***** Dataset extract

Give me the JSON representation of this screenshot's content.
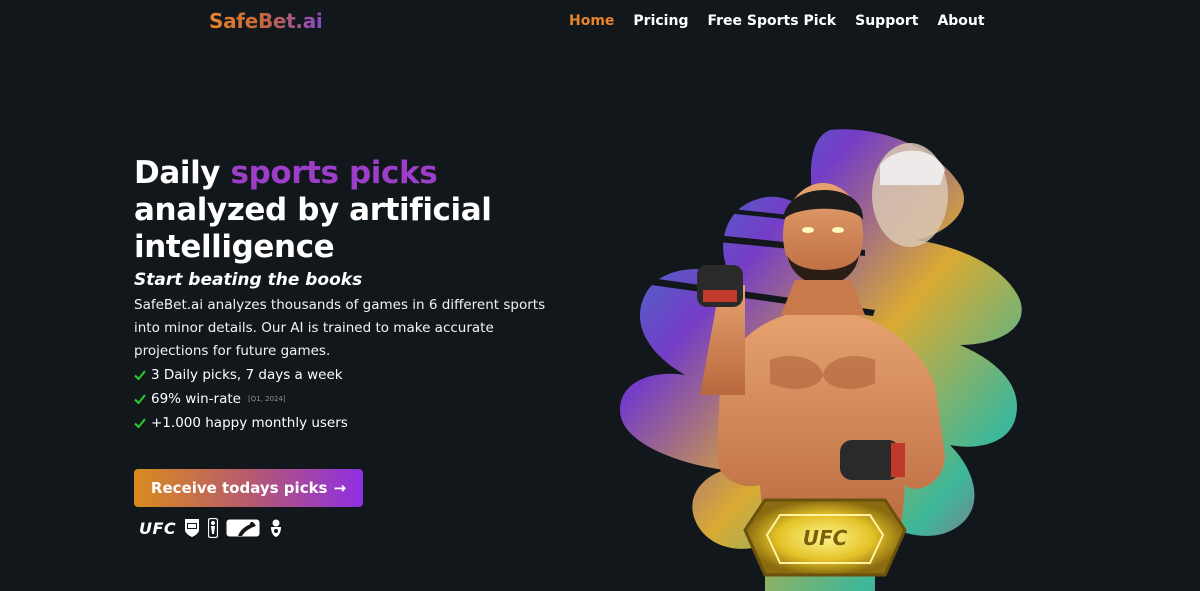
{
  "logo": "SafeBet.ai",
  "nav": {
    "home": "Home",
    "pricing": "Pricing",
    "free_pick": "Free Sports Pick",
    "support": "Support",
    "about": "About"
  },
  "hero": {
    "headline_part1": "Daily ",
    "headline_accent": "sports picks",
    "headline_part2": "analyzed by artificial intelligence",
    "subhead": "Start beating the books",
    "description": "SafeBet.ai analyzes thousands of games in 6 different sports into minor details. Our AI is trained to make accurate projections for future games.",
    "checks": [
      {
        "text": "3 Daily picks, 7 days a week",
        "note": ""
      },
      {
        "text": "69% win-rate",
        "note": "[Q1, 2024]"
      },
      {
        "text": "+1.000 happy monthly users",
        "note": ""
      }
    ],
    "cta_label": "Receive todays picks",
    "cta_arrow": "→"
  },
  "leagues": {
    "ufc": "UFC"
  },
  "colors": {
    "background": "#12171c",
    "accent_orange": "#e8842a",
    "accent_purple": "#9d3ec9",
    "check_green": "#2ec62e"
  },
  "icons": [
    "check-icon",
    "arrow-right-icon",
    "ufc-logo",
    "nfl-logo",
    "nba-logo",
    "mlb-logo",
    "premier-league-logo"
  ]
}
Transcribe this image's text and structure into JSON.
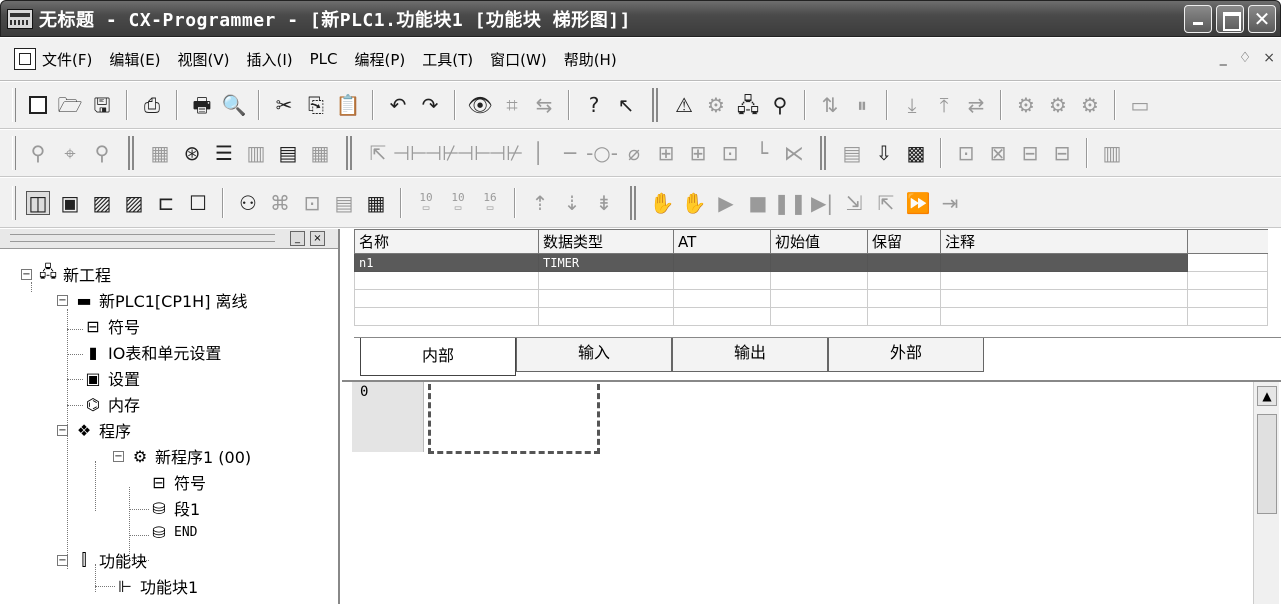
{
  "window": {
    "title": "无标题 - CX-Programmer - [新PLC1.功能块1 [功能块 梯形图]]",
    "close_glyph": "✕"
  },
  "menu": {
    "items": [
      "文件(F)",
      "编辑(E)",
      "视图(V)",
      "插入(I)",
      "PLC",
      "编程(P)",
      "工具(T)",
      "窗口(W)",
      "帮助(H)"
    ],
    "doc_controls": [
      "_",
      "♢",
      "×"
    ]
  },
  "tree": {
    "header_buttons": [
      "_",
      "×"
    ],
    "items": [
      {
        "label": "新工程",
        "icon": "network-icon",
        "expander": "−"
      },
      {
        "label": "新PLC1[CP1H] 离线",
        "icon": "plc-icon",
        "expander": "−"
      },
      {
        "label": "符号",
        "icon": "symbol-icon"
      },
      {
        "label": "IO表和单元设置",
        "icon": "io-table-icon"
      },
      {
        "label": "设置",
        "icon": "settings-icon"
      },
      {
        "label": "内存",
        "icon": "memory-icon"
      },
      {
        "label": "程序",
        "icon": "programs-icon",
        "expander": "−"
      },
      {
        "label": "新程序1 (00)",
        "icon": "program-icon",
        "expander": "−"
      },
      {
        "label": "符号",
        "icon": "symbol-icon"
      },
      {
        "label": "段1",
        "icon": "section-icon"
      },
      {
        "label": "END",
        "icon": "section-icon"
      },
      {
        "label": "功能块",
        "icon": "function-blocks-icon",
        "expander": "−"
      },
      {
        "label": "功能块1",
        "icon": "function-block-icon"
      }
    ]
  },
  "variables": {
    "columns": [
      "名称",
      "数据类型",
      "AT",
      "初始值",
      "保留",
      "注释"
    ],
    "rows": [
      {
        "name": "n1",
        "type": "TIMER",
        "at": "",
        "init": "",
        "retain": "",
        "comment": ""
      }
    ],
    "tabs": [
      "内部",
      "输入",
      "输出",
      "外部"
    ],
    "active_tab": "内部"
  },
  "ladder": {
    "rung_number": "0"
  }
}
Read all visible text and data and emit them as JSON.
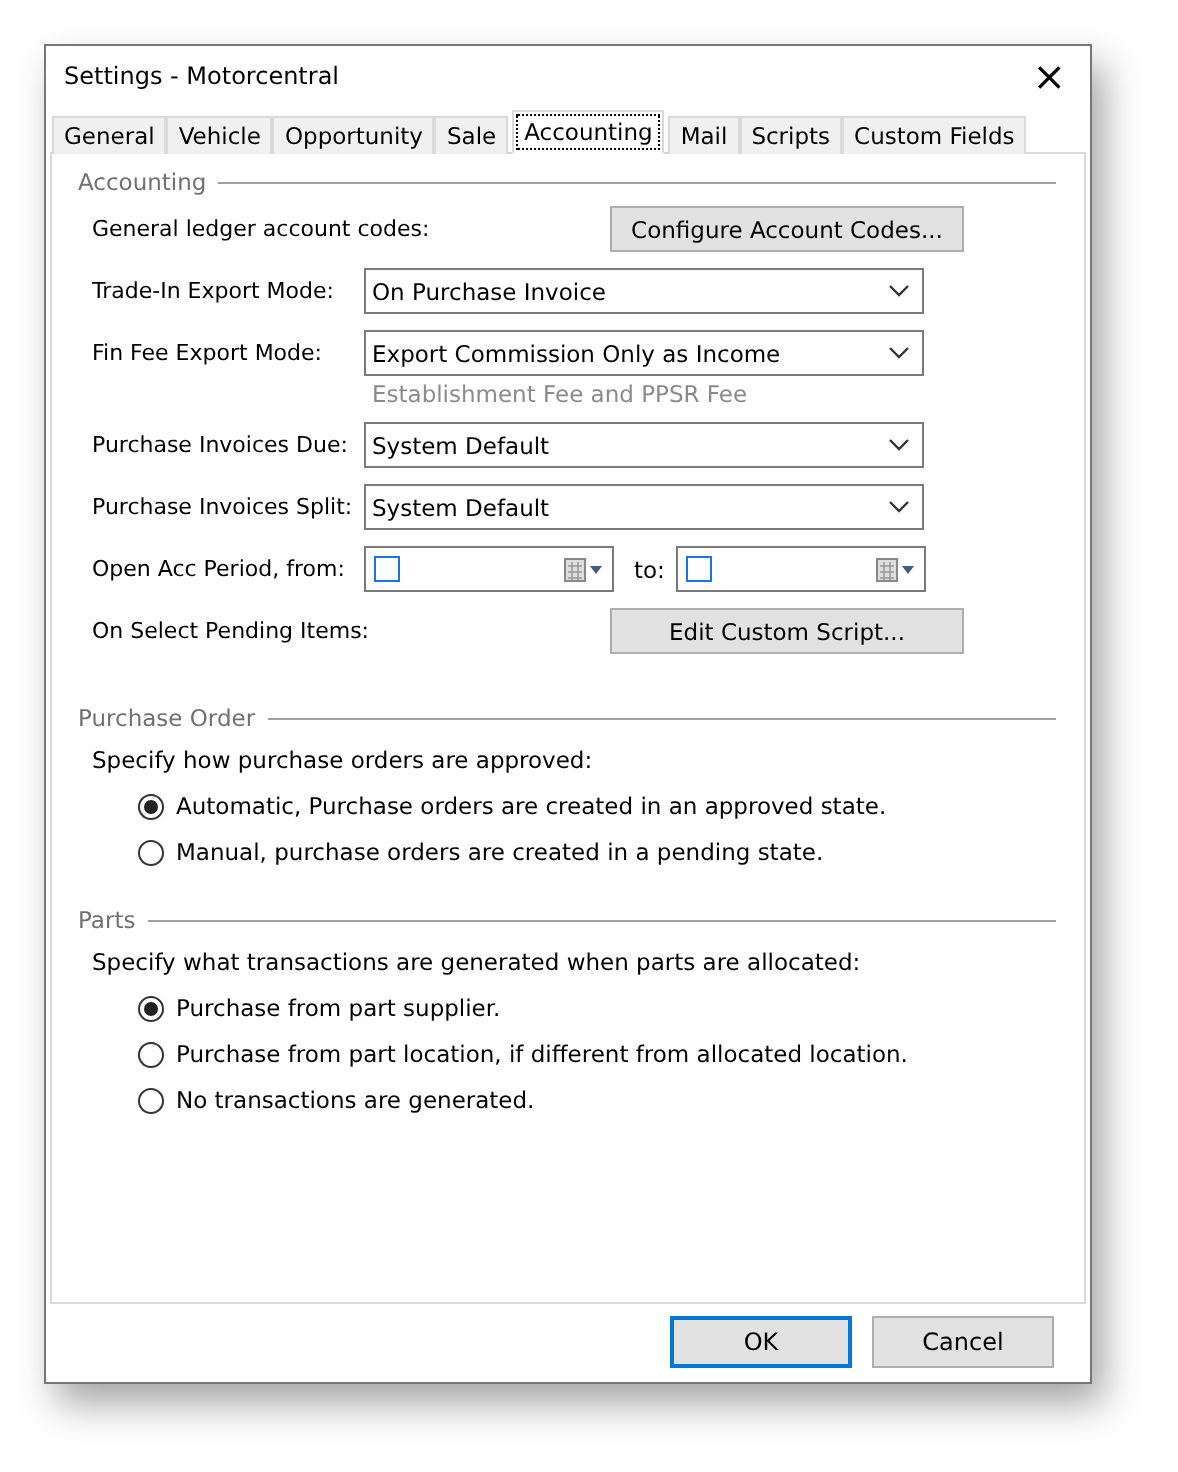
{
  "window": {
    "title": "Settings - Motorcentral",
    "close": "×"
  },
  "tabs": [
    {
      "label": "General",
      "selected": false
    },
    {
      "label": "Vehicle",
      "selected": false
    },
    {
      "label": "Opportunity",
      "selected": false
    },
    {
      "label": "Sale",
      "selected": false
    },
    {
      "label": "Accounting",
      "selected": true
    },
    {
      "label": "Mail",
      "selected": false
    },
    {
      "label": "Scripts",
      "selected": false
    },
    {
      "label": "Custom Fields",
      "selected": false
    }
  ],
  "accounting": {
    "title": "Accounting",
    "rows": [
      {
        "kind": "button",
        "label": "General ledger account codes:",
        "button": "Configure Account Codes..."
      },
      {
        "kind": "select",
        "label": "Trade-In Export Mode:",
        "value": "On Purchase Invoice"
      },
      {
        "kind": "select",
        "label": "Fin Fee Export Mode:",
        "value": "Export Commission Only as Income"
      },
      {
        "kind": "note",
        "text": "Establishment Fee and PPSR Fee"
      },
      {
        "kind": "select",
        "label": "Purchase Invoices Due:",
        "value": "System Default"
      },
      {
        "kind": "select",
        "label": "Purchase Invoices Split:",
        "value": "System Default"
      },
      {
        "kind": "dates",
        "label": "Open Acc Period, from:",
        "to": "to:",
        "from_checked": false,
        "to_checked": false
      },
      {
        "kind": "button",
        "label": "On Select Pending Items:",
        "button": "Edit Custom Script..."
      }
    ]
  },
  "purchase_order": {
    "title": "Purchase Order",
    "prompt": "Specify how purchase orders are approved:",
    "options": [
      {
        "label": "Automatic, Purchase orders are created in an approved state.",
        "selected": true
      },
      {
        "label": "Manual, purchase orders are created in a pending state.",
        "selected": false
      }
    ]
  },
  "parts": {
    "title": "Parts",
    "prompt": "Specify what transactions are generated when parts are allocated:",
    "options": [
      {
        "label": "Purchase from part supplier.",
        "selected": true
      },
      {
        "label": "Purchase from part location, if different from allocated location.",
        "selected": false
      },
      {
        "label": "No transactions are generated.",
        "selected": false
      }
    ]
  },
  "buttons": [
    {
      "label": "OK",
      "default": true
    },
    {
      "label": "Cancel",
      "default": false
    }
  ]
}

**********

Instructions for the task
Return the listing above in full and without alteration, excluding its pictures.

Worked solution
Give me the JSON representation of this screenshot's content.
{
  "logo": "SafeBet.ai",
  "nav": {
    "home": "Home",
    "pricing": "Pricing",
    "free_pick": "Free Sports Pick",
    "support": "Support",
    "about": "About"
  },
  "hero": {
    "headline_part1": "Daily ",
    "headline_accent": "sports picks",
    "headline_part2": "analyzed by artificial intelligence",
    "subhead": "Start beating the books",
    "description": "SafeBet.ai analyzes thousands of games in 6 different sports into minor details. Our AI is trained to make accurate projections for future games.",
    "checks": [
      {
        "text": "3 Daily picks, 7 days a week",
        "note": ""
      },
      {
        "text": "69% win-rate",
        "note": "[Q1, 2024]"
      },
      {
        "text": "+1.000 happy monthly users",
        "note": ""
      }
    ],
    "cta_label": "Receive todays picks",
    "cta_arrow": "→"
  },
  "leagues": {
    "ufc": "UFC"
  },
  "colors": {
    "background": "#12171c",
    "accent_orange": "#e8842a",
    "accent_purple": "#9d3ec9",
    "check_green": "#2ec62e"
  },
  "icons": [
    "check-icon",
    "arrow-right-icon",
    "ufc-logo",
    "nfl-logo",
    "nba-logo",
    "mlb-logo",
    "premier-league-logo"
  ]
}
Transcribe this image's text and structure into JSON.
{
  "window": {
    "title": "无标题 - CX-Programmer - [新PLC1.功能块1 [功能块 梯形图]]",
    "close_glyph": "✕"
  },
  "menu": {
    "items": [
      "文件(F)",
      "编辑(E)",
      "视图(V)",
      "插入(I)",
      "PLC",
      "编程(P)",
      "工具(T)",
      "窗口(W)",
      "帮助(H)"
    ],
    "doc_controls": [
      "_",
      "♢",
      "×"
    ]
  },
  "tree": {
    "header_buttons": [
      "_",
      "×"
    ],
    "items": [
      {
        "label": "新工程",
        "icon": "network-icon",
        "expander": "−"
      },
      {
        "label": "新PLC1[CP1H] 离线",
        "icon": "plc-icon",
        "expander": "−"
      },
      {
        "label": "符号",
        "icon": "symbol-icon"
      },
      {
        "label": "IO表和单元设置",
        "icon": "io-table-icon"
      },
      {
        "label": "设置",
        "icon": "settings-icon"
      },
      {
        "label": "内存",
        "icon": "memory-icon"
      },
      {
        "label": "程序",
        "icon": "programs-icon",
        "expander": "−"
      },
      {
        "label": "新程序1 (00)",
        "icon": "program-icon",
        "expander": "−"
      },
      {
        "label": "符号",
        "icon": "symbol-icon"
      },
      {
        "label": "段1",
        "icon": "section-icon"
      },
      {
        "label": "END",
        "icon": "section-icon"
      },
      {
        "label": "功能块",
        "icon": "function-blocks-icon",
        "expander": "−"
      },
      {
        "label": "功能块1",
        "icon": "function-block-icon"
      }
    ]
  },
  "variables": {
    "columns": [
      "名称",
      "数据类型",
      "AT",
      "初始值",
      "保留",
      "注释"
    ],
    "rows": [
      {
        "name": "n1",
        "type": "TIMER",
        "at": "",
        "init": "",
        "retain": "",
        "comment": ""
      }
    ],
    "tabs": [
      "内部",
      "输入",
      "输出",
      "外部"
    ],
    "active_tab": "内部"
  },
  "ladder": {
    "rung_number": "0"
  }
}
Read all visible text and data and emit them as JSON.
{
  "window": {
    "title": "Settings - Motorcentral",
    "close": "×"
  },
  "tabs": [
    {
      "label": "General",
      "selected": false
    },
    {
      "label": "Vehicle",
      "selected": false
    },
    {
      "label": "Opportunity",
      "selected": false
    },
    {
      "label": "Sale",
      "selected": false
    },
    {
      "label": "Accounting",
      "selected": true
    },
    {
      "label": "Mail",
      "selected": false
    },
    {
      "label": "Scripts",
      "selected": false
    },
    {
      "label": "Custom Fields",
      "selected": false
    }
  ],
  "accounting": {
    "title": "Accounting",
    "rows": [
      {
        "kind": "button",
        "label": "General ledger account codes:",
        "button": "Configure Account Codes..."
      },
      {
        "kind": "select",
        "label": "Trade-In Export Mode:",
        "value": "On Purchase Invoice"
      },
      {
        "kind": "select",
        "label": "Fin Fee Export Mode:",
        "value": "Export Commission Only as Income"
      },
      {
        "kind": "note",
        "text": "Establishment Fee and PPSR Fee"
      },
      {
        "kind": "select",
        "label": "Purchase Invoices Due:",
        "value": "System Default"
      },
      {
        "kind": "select",
        "label": "Purchase Invoices Split:",
        "value": "System Default"
      },
      {
        "kind": "dates",
        "label": "Open Acc Period, from:",
        "to": "to:",
        "from_checked": false,
        "to_checked": false
      },
      {
        "kind": "button",
        "label": "On Select Pending Items:",
        "button": "Edit Custom Script..."
      }
    ]
  },
  "purchase_order": {
    "title": "Purchase Order",
    "prompt": "Specify how purchase orders are approved:",
    "options": [
      {
        "label": "Automatic, Purchase orders are created in an approved state.",
        "selected": true
      },
      {
        "label": "Manual, purchase orders are created in a pending state.",
        "selected": false
      }
    ]
  },
  "parts": {
    "title": "Parts",
    "prompt": "Specify what transactions are generated when parts are allocated:",
    "options": [
      {
        "label": "Purchase from part supplier.",
        "selected": true
      },
      {
        "label": "Purchase from part location, if different from allocated location.",
        "selected": false
      },
      {
        "label": "No transactions are generated.",
        "selected": false
      }
    ]
  },
  "buttons": [
    {
      "label": "OK",
      "default": true
    },
    {
      "label": "Cancel",
      "default": false
    }
  ]
}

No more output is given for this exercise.